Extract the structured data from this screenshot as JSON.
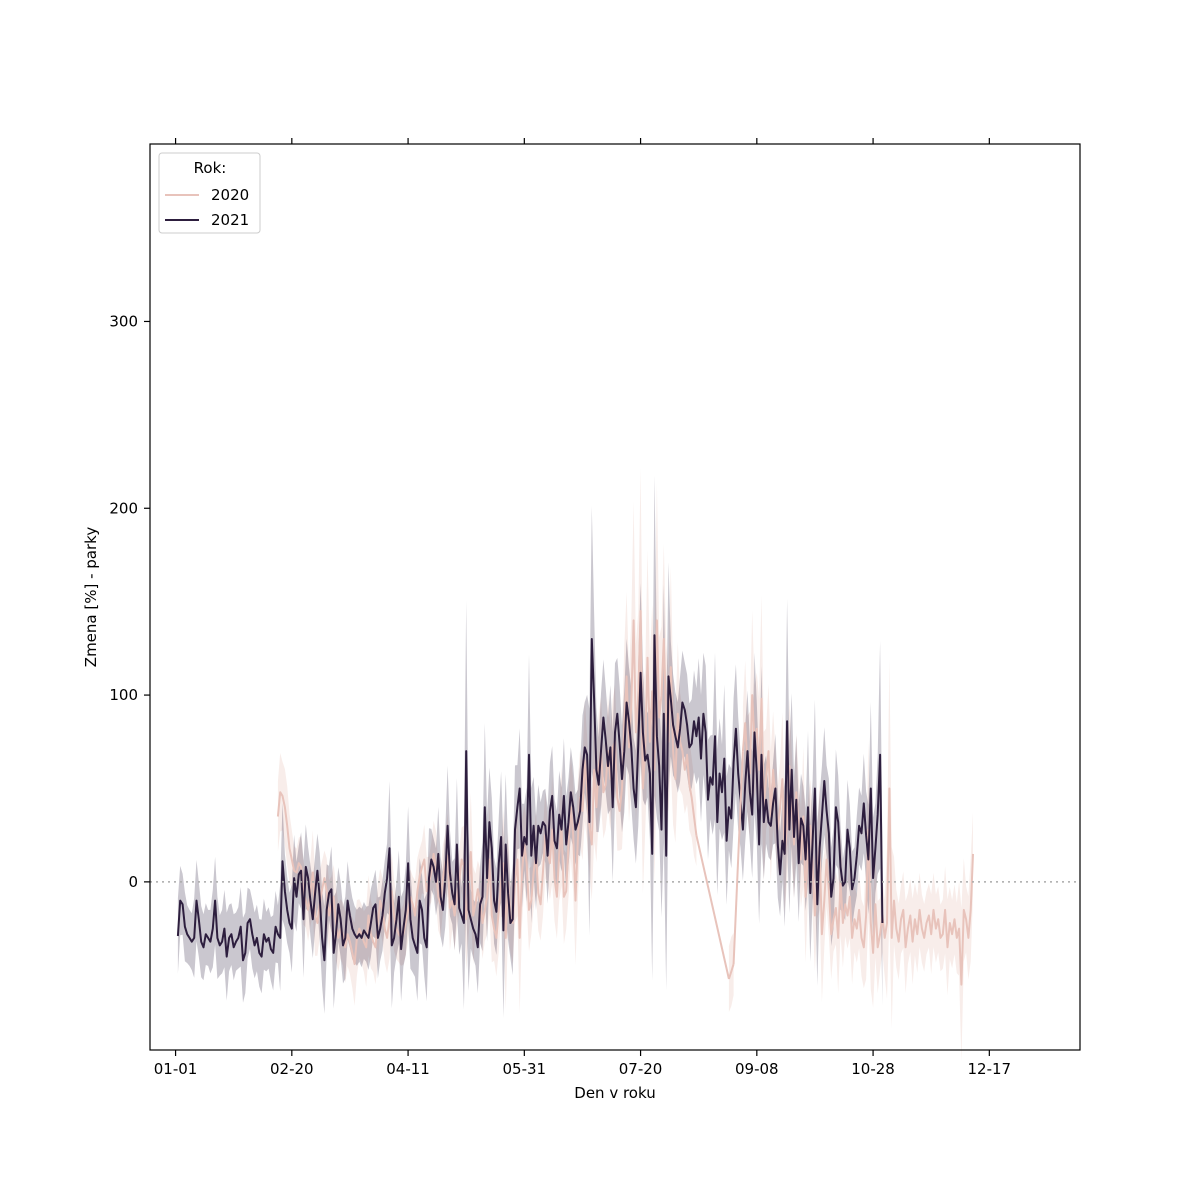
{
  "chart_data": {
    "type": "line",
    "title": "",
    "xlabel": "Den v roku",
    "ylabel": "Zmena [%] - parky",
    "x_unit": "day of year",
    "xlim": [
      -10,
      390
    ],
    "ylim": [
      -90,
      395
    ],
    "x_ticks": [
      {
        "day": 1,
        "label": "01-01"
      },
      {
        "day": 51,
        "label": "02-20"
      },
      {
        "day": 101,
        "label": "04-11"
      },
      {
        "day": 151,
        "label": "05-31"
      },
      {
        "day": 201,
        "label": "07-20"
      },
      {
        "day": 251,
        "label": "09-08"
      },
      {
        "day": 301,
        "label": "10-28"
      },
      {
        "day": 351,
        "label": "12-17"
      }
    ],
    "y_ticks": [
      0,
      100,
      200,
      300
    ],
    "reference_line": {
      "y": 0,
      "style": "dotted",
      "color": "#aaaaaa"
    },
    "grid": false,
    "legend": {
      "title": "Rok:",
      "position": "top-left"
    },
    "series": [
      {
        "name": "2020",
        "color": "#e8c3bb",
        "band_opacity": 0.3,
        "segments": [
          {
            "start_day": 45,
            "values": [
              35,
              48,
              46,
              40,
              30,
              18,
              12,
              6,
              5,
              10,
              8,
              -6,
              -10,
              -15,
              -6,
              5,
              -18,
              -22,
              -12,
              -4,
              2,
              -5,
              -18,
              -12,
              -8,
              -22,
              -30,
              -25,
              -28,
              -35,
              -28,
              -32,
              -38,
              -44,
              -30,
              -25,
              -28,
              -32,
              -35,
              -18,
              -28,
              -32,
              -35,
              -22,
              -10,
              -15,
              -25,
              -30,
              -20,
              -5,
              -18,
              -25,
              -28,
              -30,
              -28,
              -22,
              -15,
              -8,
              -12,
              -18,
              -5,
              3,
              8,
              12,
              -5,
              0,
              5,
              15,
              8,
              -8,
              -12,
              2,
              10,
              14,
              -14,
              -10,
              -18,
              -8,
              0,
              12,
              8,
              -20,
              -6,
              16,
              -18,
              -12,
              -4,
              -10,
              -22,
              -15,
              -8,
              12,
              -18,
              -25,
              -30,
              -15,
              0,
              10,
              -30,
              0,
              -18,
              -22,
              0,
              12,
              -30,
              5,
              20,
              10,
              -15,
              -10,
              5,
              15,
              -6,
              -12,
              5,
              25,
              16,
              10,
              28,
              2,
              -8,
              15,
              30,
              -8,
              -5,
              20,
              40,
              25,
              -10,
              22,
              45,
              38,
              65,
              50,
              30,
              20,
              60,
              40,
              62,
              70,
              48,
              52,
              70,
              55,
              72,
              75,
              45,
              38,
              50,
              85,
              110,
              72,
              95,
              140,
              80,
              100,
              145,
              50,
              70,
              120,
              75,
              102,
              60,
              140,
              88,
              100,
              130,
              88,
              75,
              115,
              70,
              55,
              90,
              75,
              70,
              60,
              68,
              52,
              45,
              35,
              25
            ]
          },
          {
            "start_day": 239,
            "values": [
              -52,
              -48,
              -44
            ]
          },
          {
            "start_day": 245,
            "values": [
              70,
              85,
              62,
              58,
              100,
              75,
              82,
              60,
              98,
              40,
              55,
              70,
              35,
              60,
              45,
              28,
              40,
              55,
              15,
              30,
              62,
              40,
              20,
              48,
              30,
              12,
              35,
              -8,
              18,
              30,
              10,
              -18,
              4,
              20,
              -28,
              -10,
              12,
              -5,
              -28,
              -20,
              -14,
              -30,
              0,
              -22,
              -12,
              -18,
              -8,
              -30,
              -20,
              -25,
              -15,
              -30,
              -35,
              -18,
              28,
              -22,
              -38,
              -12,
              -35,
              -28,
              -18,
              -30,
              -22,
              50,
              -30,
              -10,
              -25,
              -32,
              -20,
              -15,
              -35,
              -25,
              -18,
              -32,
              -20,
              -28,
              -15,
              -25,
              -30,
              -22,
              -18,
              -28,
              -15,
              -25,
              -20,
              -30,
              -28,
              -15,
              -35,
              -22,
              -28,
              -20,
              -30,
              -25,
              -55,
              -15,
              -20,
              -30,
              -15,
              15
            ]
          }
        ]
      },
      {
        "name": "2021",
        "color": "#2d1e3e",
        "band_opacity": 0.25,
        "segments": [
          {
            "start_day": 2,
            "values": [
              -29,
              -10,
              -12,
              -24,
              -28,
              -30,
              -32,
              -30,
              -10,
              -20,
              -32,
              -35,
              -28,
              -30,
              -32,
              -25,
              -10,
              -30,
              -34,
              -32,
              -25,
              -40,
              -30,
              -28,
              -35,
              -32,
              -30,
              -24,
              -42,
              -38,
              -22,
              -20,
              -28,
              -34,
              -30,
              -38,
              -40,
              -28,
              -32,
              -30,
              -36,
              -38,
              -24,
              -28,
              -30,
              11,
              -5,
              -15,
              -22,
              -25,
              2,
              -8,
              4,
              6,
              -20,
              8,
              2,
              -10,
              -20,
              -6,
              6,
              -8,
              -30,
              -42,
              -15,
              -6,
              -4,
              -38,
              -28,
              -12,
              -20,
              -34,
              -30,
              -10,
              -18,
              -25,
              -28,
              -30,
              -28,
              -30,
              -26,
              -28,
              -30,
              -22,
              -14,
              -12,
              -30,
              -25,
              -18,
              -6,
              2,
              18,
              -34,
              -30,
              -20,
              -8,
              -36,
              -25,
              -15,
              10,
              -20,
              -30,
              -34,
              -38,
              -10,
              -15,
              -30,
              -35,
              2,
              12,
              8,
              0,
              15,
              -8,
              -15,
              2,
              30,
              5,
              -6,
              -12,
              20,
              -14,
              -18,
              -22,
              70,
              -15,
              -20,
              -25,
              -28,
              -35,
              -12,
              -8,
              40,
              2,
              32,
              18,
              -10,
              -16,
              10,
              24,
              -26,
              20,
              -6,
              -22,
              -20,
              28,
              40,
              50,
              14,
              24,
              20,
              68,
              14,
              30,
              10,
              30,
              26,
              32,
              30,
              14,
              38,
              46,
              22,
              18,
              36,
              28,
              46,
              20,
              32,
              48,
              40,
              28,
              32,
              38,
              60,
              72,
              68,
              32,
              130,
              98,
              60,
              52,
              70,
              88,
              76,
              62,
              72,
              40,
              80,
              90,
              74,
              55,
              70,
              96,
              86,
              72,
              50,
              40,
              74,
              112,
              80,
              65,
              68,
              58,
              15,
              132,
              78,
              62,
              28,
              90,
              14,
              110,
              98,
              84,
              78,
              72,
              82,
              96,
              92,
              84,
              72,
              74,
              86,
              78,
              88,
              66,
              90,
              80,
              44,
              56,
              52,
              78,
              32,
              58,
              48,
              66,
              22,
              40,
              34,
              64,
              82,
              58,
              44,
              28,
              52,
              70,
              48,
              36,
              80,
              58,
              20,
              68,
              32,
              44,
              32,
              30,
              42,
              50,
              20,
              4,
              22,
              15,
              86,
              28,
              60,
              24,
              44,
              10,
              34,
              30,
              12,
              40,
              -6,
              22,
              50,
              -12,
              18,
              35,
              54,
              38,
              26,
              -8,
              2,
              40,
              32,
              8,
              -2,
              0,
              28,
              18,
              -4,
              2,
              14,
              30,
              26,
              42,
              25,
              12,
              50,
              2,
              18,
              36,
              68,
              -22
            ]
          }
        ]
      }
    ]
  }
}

※ ※ ※

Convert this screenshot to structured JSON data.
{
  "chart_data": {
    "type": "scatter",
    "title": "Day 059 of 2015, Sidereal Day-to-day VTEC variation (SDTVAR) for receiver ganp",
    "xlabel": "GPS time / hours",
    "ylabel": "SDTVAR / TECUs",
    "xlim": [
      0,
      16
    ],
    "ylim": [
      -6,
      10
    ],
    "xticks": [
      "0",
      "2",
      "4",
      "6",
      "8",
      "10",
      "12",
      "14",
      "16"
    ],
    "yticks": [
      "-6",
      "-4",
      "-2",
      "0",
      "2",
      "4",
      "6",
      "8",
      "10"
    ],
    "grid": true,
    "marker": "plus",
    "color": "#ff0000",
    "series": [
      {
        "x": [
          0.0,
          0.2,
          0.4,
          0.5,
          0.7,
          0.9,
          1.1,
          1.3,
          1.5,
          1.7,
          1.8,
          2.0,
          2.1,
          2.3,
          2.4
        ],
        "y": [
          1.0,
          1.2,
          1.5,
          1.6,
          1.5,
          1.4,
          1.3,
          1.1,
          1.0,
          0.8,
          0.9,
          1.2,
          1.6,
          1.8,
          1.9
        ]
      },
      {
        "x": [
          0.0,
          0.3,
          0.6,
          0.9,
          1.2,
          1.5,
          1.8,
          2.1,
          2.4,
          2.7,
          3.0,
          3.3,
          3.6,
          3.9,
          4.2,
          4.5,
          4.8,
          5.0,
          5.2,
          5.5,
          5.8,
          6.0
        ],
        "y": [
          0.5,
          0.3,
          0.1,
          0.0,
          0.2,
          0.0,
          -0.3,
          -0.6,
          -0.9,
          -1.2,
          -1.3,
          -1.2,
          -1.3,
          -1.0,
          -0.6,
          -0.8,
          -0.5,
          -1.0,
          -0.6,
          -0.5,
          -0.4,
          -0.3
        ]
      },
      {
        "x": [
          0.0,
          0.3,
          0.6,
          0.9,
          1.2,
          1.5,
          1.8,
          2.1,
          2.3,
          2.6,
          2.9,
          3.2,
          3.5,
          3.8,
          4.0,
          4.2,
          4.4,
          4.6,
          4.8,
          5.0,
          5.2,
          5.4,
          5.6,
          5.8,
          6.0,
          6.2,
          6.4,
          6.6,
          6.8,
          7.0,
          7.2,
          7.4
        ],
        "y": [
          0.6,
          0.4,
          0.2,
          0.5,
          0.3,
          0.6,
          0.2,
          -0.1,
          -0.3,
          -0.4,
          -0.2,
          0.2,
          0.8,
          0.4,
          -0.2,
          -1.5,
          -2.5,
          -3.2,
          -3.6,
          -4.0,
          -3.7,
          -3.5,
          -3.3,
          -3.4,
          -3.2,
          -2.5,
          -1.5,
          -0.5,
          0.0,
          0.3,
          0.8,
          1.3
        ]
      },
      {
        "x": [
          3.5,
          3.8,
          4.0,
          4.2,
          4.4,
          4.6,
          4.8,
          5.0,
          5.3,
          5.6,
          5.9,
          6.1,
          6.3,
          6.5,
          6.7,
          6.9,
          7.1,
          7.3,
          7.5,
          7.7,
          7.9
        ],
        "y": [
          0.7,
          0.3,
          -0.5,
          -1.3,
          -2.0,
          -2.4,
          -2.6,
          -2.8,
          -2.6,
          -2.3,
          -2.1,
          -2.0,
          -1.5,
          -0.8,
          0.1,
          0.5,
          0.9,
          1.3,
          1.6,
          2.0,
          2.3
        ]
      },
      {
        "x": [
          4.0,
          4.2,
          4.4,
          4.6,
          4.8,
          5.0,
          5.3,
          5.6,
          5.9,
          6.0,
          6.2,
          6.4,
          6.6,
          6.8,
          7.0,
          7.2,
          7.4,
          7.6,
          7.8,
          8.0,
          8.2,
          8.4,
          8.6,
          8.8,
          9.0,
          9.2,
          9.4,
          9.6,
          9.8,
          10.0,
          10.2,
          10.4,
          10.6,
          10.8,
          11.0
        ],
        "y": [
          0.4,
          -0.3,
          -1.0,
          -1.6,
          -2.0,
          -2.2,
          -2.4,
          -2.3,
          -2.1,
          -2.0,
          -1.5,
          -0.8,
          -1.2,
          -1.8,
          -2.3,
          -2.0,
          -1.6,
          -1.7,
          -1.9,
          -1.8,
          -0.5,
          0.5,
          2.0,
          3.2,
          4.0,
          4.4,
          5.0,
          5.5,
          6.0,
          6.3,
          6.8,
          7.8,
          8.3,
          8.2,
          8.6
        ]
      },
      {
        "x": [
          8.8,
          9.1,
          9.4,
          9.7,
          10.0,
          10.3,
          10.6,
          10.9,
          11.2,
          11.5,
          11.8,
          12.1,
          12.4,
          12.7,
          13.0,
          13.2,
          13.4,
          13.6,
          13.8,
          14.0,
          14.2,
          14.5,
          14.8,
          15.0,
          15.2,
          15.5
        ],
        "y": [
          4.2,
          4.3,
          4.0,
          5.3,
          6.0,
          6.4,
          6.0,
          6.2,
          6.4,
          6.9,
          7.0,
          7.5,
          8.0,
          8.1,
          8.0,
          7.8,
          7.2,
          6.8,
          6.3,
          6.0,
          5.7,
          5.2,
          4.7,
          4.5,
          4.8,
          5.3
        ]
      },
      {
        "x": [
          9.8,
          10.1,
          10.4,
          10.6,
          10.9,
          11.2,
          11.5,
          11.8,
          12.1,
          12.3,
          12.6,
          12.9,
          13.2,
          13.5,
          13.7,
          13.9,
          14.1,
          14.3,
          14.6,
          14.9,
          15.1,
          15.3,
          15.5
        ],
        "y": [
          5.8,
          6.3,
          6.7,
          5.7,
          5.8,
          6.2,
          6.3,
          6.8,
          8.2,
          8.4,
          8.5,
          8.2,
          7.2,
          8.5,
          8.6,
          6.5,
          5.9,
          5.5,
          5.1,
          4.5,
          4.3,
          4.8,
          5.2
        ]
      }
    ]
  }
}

※ ※ ※

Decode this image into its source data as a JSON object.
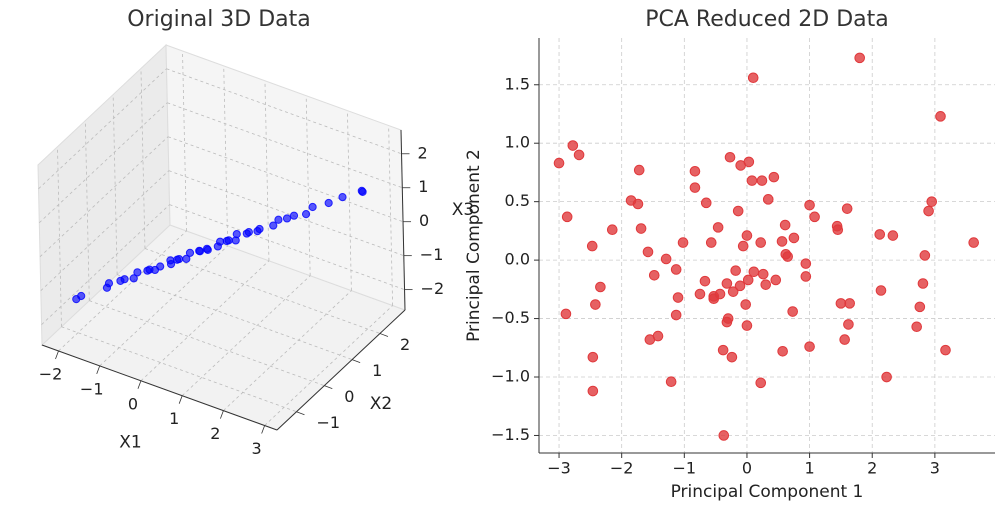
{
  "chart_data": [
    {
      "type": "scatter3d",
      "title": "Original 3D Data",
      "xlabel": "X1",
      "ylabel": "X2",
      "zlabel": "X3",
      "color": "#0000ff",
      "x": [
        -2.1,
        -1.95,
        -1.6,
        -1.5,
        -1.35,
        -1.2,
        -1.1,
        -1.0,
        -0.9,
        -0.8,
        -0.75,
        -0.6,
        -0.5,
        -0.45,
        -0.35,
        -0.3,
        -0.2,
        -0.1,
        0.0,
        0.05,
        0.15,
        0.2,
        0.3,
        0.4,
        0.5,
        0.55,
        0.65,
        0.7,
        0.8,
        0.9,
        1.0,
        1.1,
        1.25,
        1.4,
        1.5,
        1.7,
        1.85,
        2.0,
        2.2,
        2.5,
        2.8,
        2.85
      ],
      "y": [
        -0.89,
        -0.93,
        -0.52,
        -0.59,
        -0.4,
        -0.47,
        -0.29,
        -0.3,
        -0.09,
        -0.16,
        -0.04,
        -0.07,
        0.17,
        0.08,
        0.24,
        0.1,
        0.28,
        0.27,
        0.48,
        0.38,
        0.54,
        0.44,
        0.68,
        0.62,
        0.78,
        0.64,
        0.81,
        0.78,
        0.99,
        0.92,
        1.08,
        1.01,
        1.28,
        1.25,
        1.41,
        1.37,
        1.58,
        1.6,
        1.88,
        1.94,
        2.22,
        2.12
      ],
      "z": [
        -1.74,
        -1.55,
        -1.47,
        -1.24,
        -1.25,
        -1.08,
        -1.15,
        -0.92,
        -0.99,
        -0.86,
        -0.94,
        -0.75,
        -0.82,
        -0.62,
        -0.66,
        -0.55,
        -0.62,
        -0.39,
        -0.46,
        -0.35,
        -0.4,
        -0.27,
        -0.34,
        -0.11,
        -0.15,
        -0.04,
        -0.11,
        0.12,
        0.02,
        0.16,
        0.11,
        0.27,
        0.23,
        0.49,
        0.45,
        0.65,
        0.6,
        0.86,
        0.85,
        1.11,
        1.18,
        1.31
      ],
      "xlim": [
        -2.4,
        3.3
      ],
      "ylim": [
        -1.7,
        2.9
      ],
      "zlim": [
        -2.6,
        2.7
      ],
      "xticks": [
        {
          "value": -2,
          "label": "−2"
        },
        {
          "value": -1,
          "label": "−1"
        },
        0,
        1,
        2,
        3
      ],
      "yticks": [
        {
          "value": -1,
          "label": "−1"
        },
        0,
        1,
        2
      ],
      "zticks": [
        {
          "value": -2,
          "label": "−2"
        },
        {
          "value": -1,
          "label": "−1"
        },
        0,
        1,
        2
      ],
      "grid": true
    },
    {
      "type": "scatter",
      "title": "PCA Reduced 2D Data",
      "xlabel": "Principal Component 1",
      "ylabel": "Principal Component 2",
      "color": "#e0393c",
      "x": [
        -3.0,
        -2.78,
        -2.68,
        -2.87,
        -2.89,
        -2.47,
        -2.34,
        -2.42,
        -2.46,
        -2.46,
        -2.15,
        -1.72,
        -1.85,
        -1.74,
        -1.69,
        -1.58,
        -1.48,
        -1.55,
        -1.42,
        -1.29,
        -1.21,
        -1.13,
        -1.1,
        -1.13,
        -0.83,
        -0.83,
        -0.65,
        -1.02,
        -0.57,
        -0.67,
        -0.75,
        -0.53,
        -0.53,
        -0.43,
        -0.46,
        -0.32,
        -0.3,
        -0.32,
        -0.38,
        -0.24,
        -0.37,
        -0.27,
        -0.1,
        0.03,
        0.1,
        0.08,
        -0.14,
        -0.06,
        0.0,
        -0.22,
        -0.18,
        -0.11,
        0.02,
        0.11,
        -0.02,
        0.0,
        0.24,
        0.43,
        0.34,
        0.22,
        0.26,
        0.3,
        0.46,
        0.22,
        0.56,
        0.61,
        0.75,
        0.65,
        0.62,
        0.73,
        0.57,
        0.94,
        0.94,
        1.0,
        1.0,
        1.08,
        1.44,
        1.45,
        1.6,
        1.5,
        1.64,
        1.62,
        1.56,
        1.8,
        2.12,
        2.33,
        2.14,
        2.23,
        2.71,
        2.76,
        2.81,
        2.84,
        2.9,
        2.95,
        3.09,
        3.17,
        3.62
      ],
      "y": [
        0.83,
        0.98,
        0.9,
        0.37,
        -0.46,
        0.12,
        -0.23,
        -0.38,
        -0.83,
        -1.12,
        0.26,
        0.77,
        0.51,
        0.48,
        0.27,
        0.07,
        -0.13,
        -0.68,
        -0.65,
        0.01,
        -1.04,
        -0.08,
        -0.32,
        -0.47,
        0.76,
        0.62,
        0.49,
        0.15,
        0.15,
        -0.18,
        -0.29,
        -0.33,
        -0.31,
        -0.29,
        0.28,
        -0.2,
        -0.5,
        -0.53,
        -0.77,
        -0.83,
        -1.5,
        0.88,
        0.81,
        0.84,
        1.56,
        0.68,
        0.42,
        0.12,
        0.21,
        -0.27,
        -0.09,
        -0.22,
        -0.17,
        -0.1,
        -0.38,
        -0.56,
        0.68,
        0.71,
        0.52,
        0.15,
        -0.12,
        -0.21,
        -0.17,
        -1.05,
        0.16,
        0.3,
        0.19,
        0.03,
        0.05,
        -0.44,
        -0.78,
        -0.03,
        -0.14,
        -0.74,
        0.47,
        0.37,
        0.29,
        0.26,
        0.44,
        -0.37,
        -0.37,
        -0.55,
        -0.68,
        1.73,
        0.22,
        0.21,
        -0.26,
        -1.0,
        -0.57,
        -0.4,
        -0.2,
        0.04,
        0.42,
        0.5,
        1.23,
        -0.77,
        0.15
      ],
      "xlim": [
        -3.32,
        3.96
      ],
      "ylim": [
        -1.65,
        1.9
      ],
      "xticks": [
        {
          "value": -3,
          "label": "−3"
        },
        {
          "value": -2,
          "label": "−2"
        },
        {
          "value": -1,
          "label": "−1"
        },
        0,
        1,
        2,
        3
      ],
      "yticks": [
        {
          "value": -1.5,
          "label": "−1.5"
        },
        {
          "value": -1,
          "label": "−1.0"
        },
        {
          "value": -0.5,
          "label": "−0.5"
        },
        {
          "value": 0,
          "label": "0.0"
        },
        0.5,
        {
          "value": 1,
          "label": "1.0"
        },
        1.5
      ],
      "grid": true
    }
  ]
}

※ ※ ※

* Aim of the exercise: Search the records for the word "ylabel", then list every line that has it.

* Completed task:
    "ylabel": "Zmena [%] - parky",
    "ylabel": "SDTVAR / TECUs",
      "ylabel": "X2",
      "ylabel": "Principal Component 2",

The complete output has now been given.